**Task to complete**
Reproduce all the material exactly, minus any pictures it holds.

**Dataset entries**
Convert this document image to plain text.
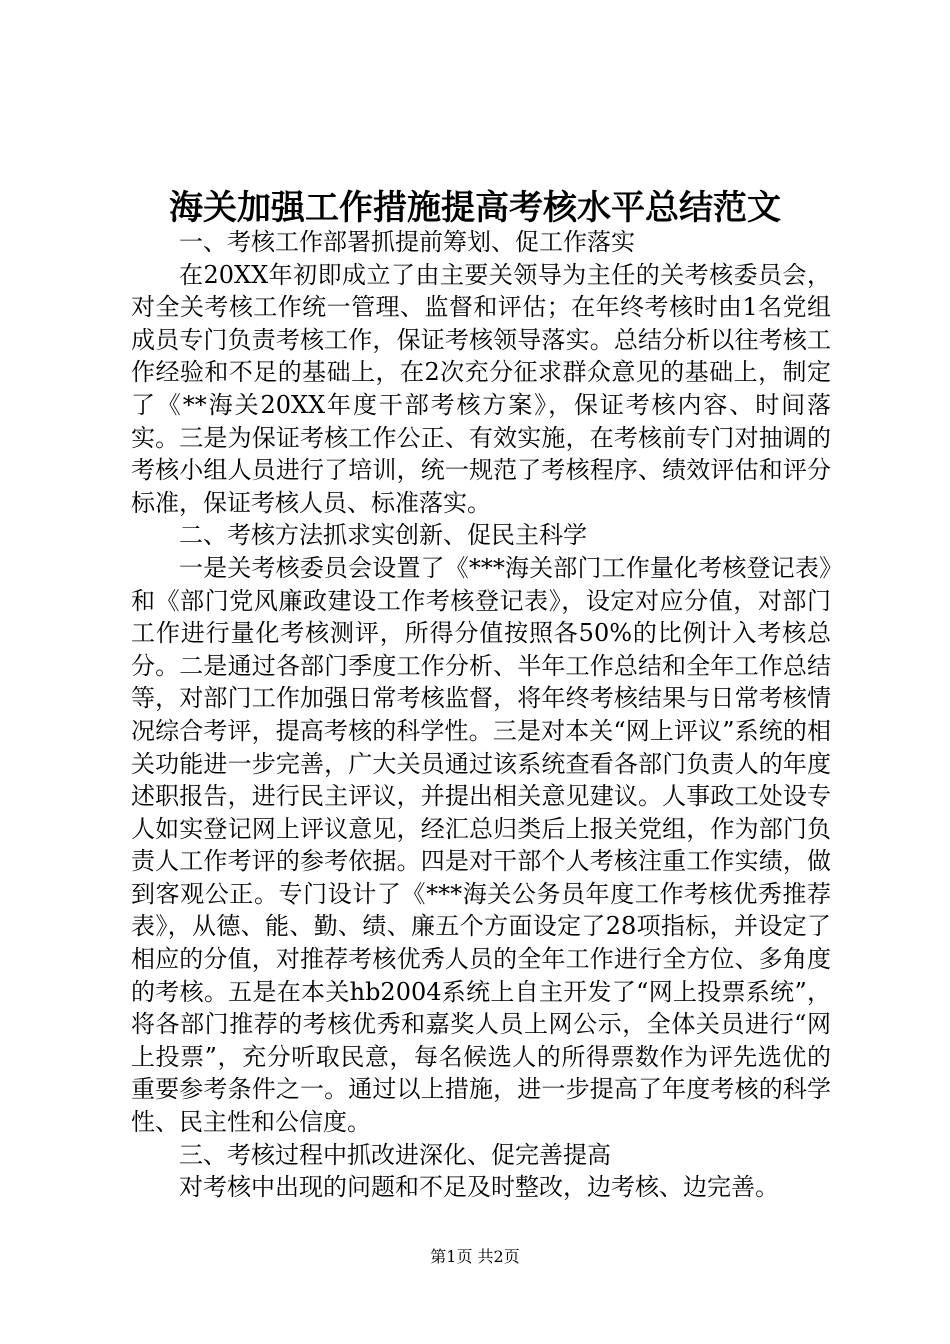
海关加强工作措施提高考核水平总结范文

一、考核工作部署抓提前筹划、促工作落实

在20XX年初即成立了由主要关领导为主任的关考核委员会，对全关考核工作统一管理、监督和评估；在年终考核时由1名党组成员专门负责考核工作，保证考核领导落实。总结分析以往考核工作经验和不足的基础上，在2次充分征求群众意见的基础上，制定了《**海关20XX年度干部考核方案》，保证考核内容、时间落实。三是为保证考核工作公正、有效实施，在考核前专门对抽调的考核小组人员进行了培训，统一规范了考核程序、绩效评估和评分标准，保证考核人员、标准落实。

二、考核方法抓求实创新、促民主科学

一是关考核委员会设置了《***海关部门工作量化考核登记表》和《部门党风廉政建设工作考核登记表》，设定对应分值，对部门工作进行量化考核测评，所得分值按照各50%的比例计入考核总分。二是通过各部门季度工作分析、半年工作总结和全年工作总结等，对部门工作加强日常考核监督，将年终考核结果与日常考核情况综合考评，提高考核的科学性。三是对本关“网上评议”系统的相关功能进一步完善，广大关员通过该系统查看各部门负责人的年度述职报告，进行民主评议，并提出相关意见建议。人事政工处设专人如实登记网上评议意见，经汇总归类后上报关党组，作为部门负责人工作考评的参考依据。四是对干部个人考核注重工作实绩，做到客观公正。专门设计了《***海关公务员年度工作考核优秀推荐表》，从德、能、勤、绩、廉五个方面设定了28项指标，并设定了相应的分值，对推荐考核优秀人员的全年工作进行全方位、多角度的考核。五是在本关hb2004系统上自主开发了“网上投票系统”，将各部门推荐的考核优秀和嘉奖人员上网公示，全体关员进行“网上投票”，充分听取民意，每名候选人的所得票数作为评先选优的重要参考条件之一。通过以上措施，进一步提高了年度考核的科学性、民主性和公信度。

三、考核过程中抓改进深化、促完善提高

对考核中出现的问题和不足及时整改，边考核、边完善。

第1页 共2页
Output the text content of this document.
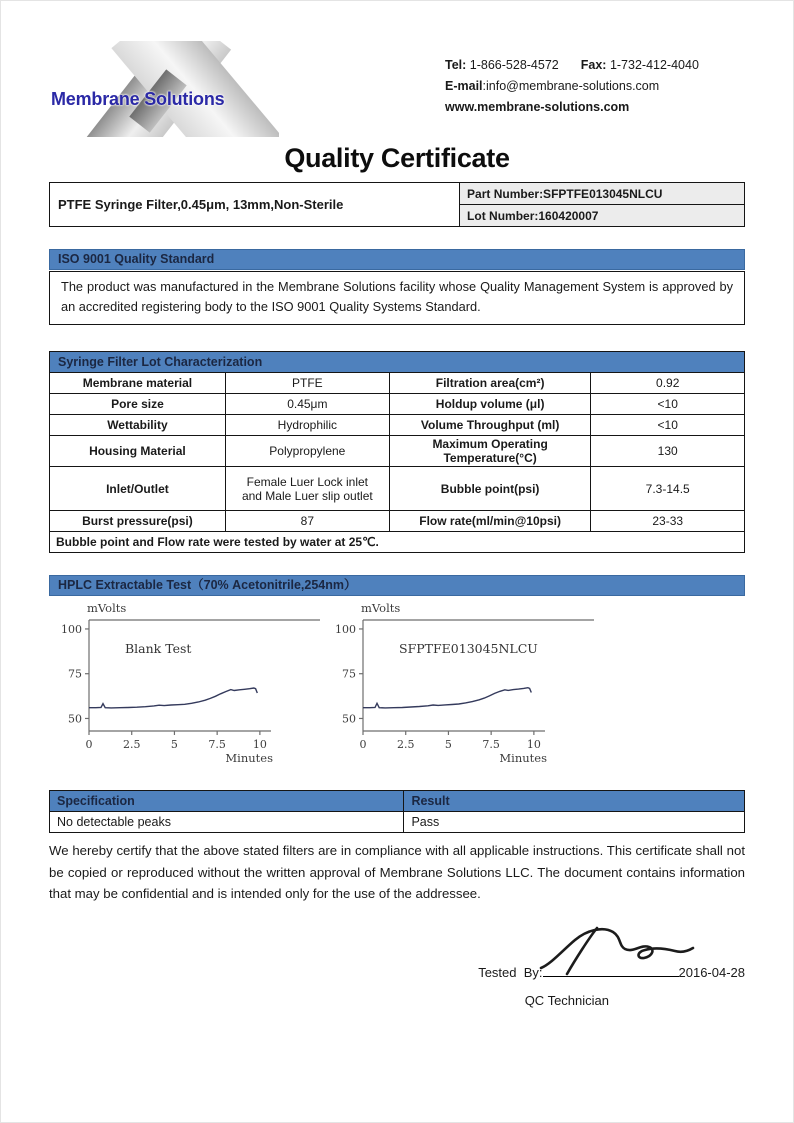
Membrane Solutions
Tel: 1-866-528-4572 Fax: 1-732-412-4040
E-mail:info@membrane-solutions.com
www.membrane-solutions.com
Quality Certificate
PTFE Syringe Filter,0.45μm, 13mm,Non-Sterile	Part Number:SFPTFE013045NLCU
Lot Number:160420007
ISO 9001 Quality Standard
The product was manufactured in the Membrane Solutions facility whose Quality Management System is approved by an accredited registering body to the ISO 9001 Quality Systems Standard.
Syringe Filter Lot Characterization			
Membrane material	PTFE	Filtration area(cm²)	0.92
Pore size	0.45μm	Holdup volume (μl)	<10
Wettability	Hydrophilic	Volume Throughput (ml)	<10
Housing Material	Polypropylene	Maximum Operating Temperature(°C)	130
Inlet/Outlet	Female Luer Lock inlet and Male Luer slip outlet	Bubble point(psi)	7.3-14.5
Burst pressure(psi)	87	Flow rate(ml/min@10psi)	23-33
Bubble point and Flow rate were tested by water at 25℃.			
HPLC Extractable Test（70% Acetonitrile,254nm）
100
75
50
0	2.5	5	7.5 10
mVolts
Minutes
Blank Test
100
75
50
0	2.5	5	7.5 10
mVolts
Minutes
SFPTFE013045NLCU
Specification	Result
No detectable peaks	Pass

We hereby certify that the above stated filters are in compliance with all applicable instructions. This certificate shall not be copied or reproduced without the written approval of Membrane Solutions LLC. The document contains information that may be confidential and is intended only for the use of the addressee.

Tested  By:	2016-04-28
QC Technician
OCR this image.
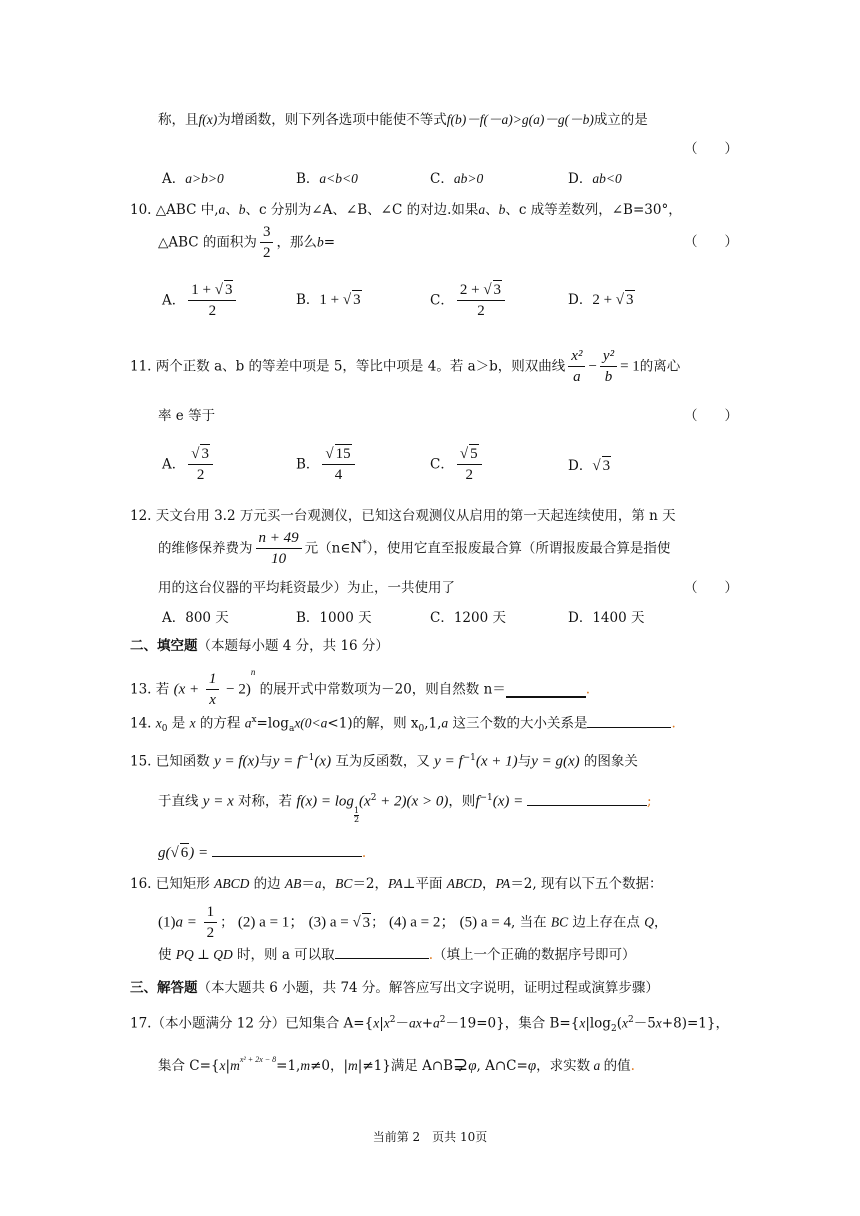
称，且f(x)为增函数，则下列各选项中能使不等式f(b)－f(－a)>g(a)－g(－b)成立的是
（　　）
A．a>b>0	B．a<b<0	C．ab>0	D．ab<0
10. △ABC 中,a、b、c 分别为∠A、∠B、∠C 的对边.如果a、b、c 成等差数列，∠B=30°，
△ABC 的面积为 $\frac{3}{2}$ ，那么b=	（　　）
A． $\frac{1 + √ 3}{2}$	B．1 + √ 3	C． $\frac{2 + √ 3}{2}$	D．2 + √ 3
11. 两个正数 a、b 的等差中项是 5，等比中项是 4。若 a＞b，则双曲线 $\frac{\text{x²}}{a} - \frac{\text{y²}}{b} = 1$的离心
率 e 等于	（　　）
A． $\frac{√ 3}{2}$	B． $\frac{√ 15}{4}$	C． $\frac{√ 5}{2}$	D．√ 3
12. 天文台用 3.2 万元买一台观测仪，已知这台观测仪从启用的第一天起连续使用，第 n 天
的维修保养费为 $\frac{n + 49}{10}$ 元（n∈N*），使用它直至报废最合算（所谓报废最合算是指使
用的这台仪器的平均耗资最少）为止，一共使用了	（　　）
A．800 天	B．1000 天	C．1200 天	D．1400 天
二、填空题（本题每小题 4 分，共 16 分）
13. 若 $(x + \frac{1}{x} - 2)^n$ 的展开式中常数项为－20，则自然数 n＝	.
14. $x_0$ 是 x 的方程 $a^x=\log_ax(0<a<1)$的解，则 $x_0,1,a$ 这三个数的大小关系是	.
15. 已知函数 y = f(x)与$y = f^{-1}(x)$ 互为反函数，又 $y = f^{-1}(x + 1)$与y = g(x) 的图象关
于直线 y = x 对称，若 f(x) = log
$\frac{1}{2}$
$(x^2 + 2)(x > 0)$，则$f^{-1}(x)$ =	;
g(√ 6) =	.
16. 已知矩形 ABCD 的边 AB＝a，BC＝2，PA⊥平面 ABCD，PA＝2, 现有以下五个数据：
$(1)a = \frac{1}{2}$ ； (2) a = 1； (3) a = √ 3； (4) a = 2； (5) a = 4, 当在 BC 边上存在点 Q，
使 PQ ⊥ QD 时，则 a 可以取	.（填上一个正确的数据序号即可）
三、解答题（本大题共 6 小题，共 74 分。解答应写出文字说明，证明过程或演算步骤）
17.（本小题满分 12 分）已知集合 $A=\{x|x^2-ax+a^2-19=0\}$，集合 $B=\{x|\log_2(x^2-5x+8)=1\}$，
集合 $C=\{x|m^{x^2 + 2x - 8}=1,m\ne 0$，|m|≠1}满足 A∩B⊋φ, A∩C=φ，求实数 a 的值.
当前第 2　页共 10页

**Solution**
Convert this document image to plain text.
海关加强工作措施提高考核水平总结范文

一、考核工作部署抓提前筹划、促工作落实

在20XX年初即成立了由主要关领导为主任的关考核委员会，对全关考核工作统一管理、监督和评估；在年终考核时由1名党组成员专门负责考核工作，保证考核领导落实。总结分析以往考核工作经验和不足的基础上，在2次充分征求群众意见的基础上，制定了《**海关20XX年度干部考核方案》，保证考核内容、时间落实。三是为保证考核工作公正、有效实施，在考核前专门对抽调的考核小组人员进行了培训，统一规范了考核程序、绩效评估和评分标准，保证考核人员、标准落实。

二、考核方法抓求实创新、促民主科学

一是关考核委员会设置了《***海关部门工作量化考核登记表》和《部门党风廉政建设工作考核登记表》，设定对应分值，对部门工作进行量化考核测评，所得分值按照各50%的比例计入考核总分。二是通过各部门季度工作分析、半年工作总结和全年工作总结等，对部门工作加强日常考核监督，将年终考核结果与日常考核情况综合考评，提高考核的科学性。三是对本关“网上评议”系统的相关功能进一步完善，广大关员通过该系统查看各部门负责人的年度述职报告，进行民主评议，并提出相关意见建议。人事政工处设专人如实登记网上评议意见，经汇总归类后上报关党组，作为部门负责人工作考评的参考依据。四是对干部个人考核注重工作实绩，做到客观公正。专门设计了《***海关公务员年度工作考核优秀推荐表》，从德、能、勤、绩、廉五个方面设定了28项指标，并设定了相应的分值，对推荐考核优秀人员的全年工作进行全方位、多角度的考核。五是在本关hb2004系统上自主开发了“网上投票系统”，将各部门推荐的考核优秀和嘉奖人员上网公示，全体关员进行“网上投票”，充分听取民意，每名候选人的所得票数作为评先选优的重要参考条件之一。通过以上措施，进一步提高了年度考核的科学性、民主性和公信度。

三、考核过程中抓改进深化、促完善提高

对考核中出现的问题和不足及时整改，边考核、边完善。

第1页 共2页
Output the text content of this document.
Membrane Solutions
Tel: 1-866-528-4572 Fax: 1-732-412-4040
E-mail:info@membrane-solutions.com
www.membrane-solutions.com
Quality Certificate
PTFE Syringe Filter,0.45μm, 13mm,Non-Sterile	Part Number:SFPTFE013045NLCU
Lot Number:160420007
ISO 9001 Quality Standard
The product was manufactured in the Membrane Solutions facility whose Quality Management System is approved by an accredited registering body to the ISO 9001 Quality Systems Standard.
Syringe Filter Lot Characterization			
Membrane material	PTFE	Filtration area(cm²)	0.92
Pore size	0.45μm	Holdup volume (μl)	<10
Wettability	Hydrophilic	Volume Throughput (ml)	<10
Housing Material	Polypropylene	Maximum Operating Temperature(°C)	130
Inlet/Outlet	Female Luer Lock inlet and Male Luer slip outlet	Bubble point(psi)	7.3-14.5
Burst pressure(psi)	87	Flow rate(ml/min@10psi)	23-33
Bubble point and Flow rate were tested by water at 25℃.			
HPLC Extractable Test（70% Acetonitrile,254nm）
100
75
50
0	2.5	5	7.5 10
mVolts
Minutes
Blank Test
100
75
50
0	2.5	5	7.5 10
mVolts
Minutes
SFPTFE013045NLCU
Specification	Result
No detectable peaks	Pass

We hereby certify that the above stated filters are in compliance with all applicable instructions. This certificate shall not be copied or reproduced without the written approval of Membrane Solutions LLC. The document contains information that may be confidential and is intended only for the use of the addressee.

Tested  By:	2016-04-28
QC Technician
OCR this image.
称，且f(x)为增函数，则下列各选项中能使不等式f(b)－f(－a)>g(a)－g(－b)成立的是
（　　）
A．a>b>0	B．a<b<0	C．ab>0	D．ab<0
10. △ABC 中,a、b、c 分别为∠A、∠B、∠C 的对边.如果a、b、c 成等差数列，∠B=30°，
△ABC 的面积为 $\frac{3}{2}$ ，那么b=	（　　）
A． $\frac{1 + √ 3}{2}$	B．1 + √ 3	C． $\frac{2 + √ 3}{2}$	D．2 + √ 3
11. 两个正数 a、b 的等差中项是 5，等比中项是 4。若 a＞b，则双曲线 $\frac{\text{x²}}{a} - \frac{\text{y²}}{b} = 1$的离心
率 e 等于	（　　）
A． $\frac{√ 3}{2}$	B． $\frac{√ 15}{4}$	C． $\frac{√ 5}{2}$	D．√ 3
12. 天文台用 3.2 万元买一台观测仪，已知这台观测仪从启用的第一天起连续使用，第 n 天
的维修保养费为 $\frac{n + 49}{10}$ 元（n∈N*），使用它直至报废最合算（所谓报废最合算是指使
用的这台仪器的平均耗资最少）为止，一共使用了	（　　）
A．800 天	B．1000 天	C．1200 天	D．1400 天
二、填空题（本题每小题 4 分，共 16 分）
13. 若 $(x + \frac{1}{x} - 2)^n$ 的展开式中常数项为－20，则自然数 n＝	.
14. $x_0$ 是 x 的方程 $a^x=\log_ax(0<a<1)$的解，则 $x_0,1,a$ 这三个数的大小关系是	.
15. 已知函数 y = f(x)与$y = f^{-1}(x)$ 互为反函数，又 $y = f^{-1}(x + 1)$与y = g(x) 的图象关
于直线 y = x 对称，若 f(x) = log
$\frac{1}{2}$
$(x^2 + 2)(x > 0)$，则$f^{-1}(x)$ =	;
g(√ 6) =	.
16. 已知矩形 ABCD 的边 AB＝a，BC＝2，PA⊥平面 ABCD，PA＝2, 现有以下五个数据：
$(1)a = \frac{1}{2}$ ； (2) a = 1； (3) a = √ 3； (4) a = 2； (5) a = 4, 当在 BC 边上存在点 Q，
使 PQ ⊥ QD 时，则 a 可以取	.（填上一个正确的数据序号即可）
三、解答题（本大题共 6 小题，共 74 分。解答应写出文字说明，证明过程或演算步骤）
17.（本小题满分 12 分）已知集合 $A=\{x|x^2-ax+a^2-19=0\}$，集合 $B=\{x|\log_2(x^2-5x+8)=1\}$，
集合 $C=\{x|m^{x^2 + 2x - 8}=1,m\ne 0$，|m|≠1}满足 A∩B⊋φ, A∩C=φ，求实数 a 的值.
当前第 2　页共 10页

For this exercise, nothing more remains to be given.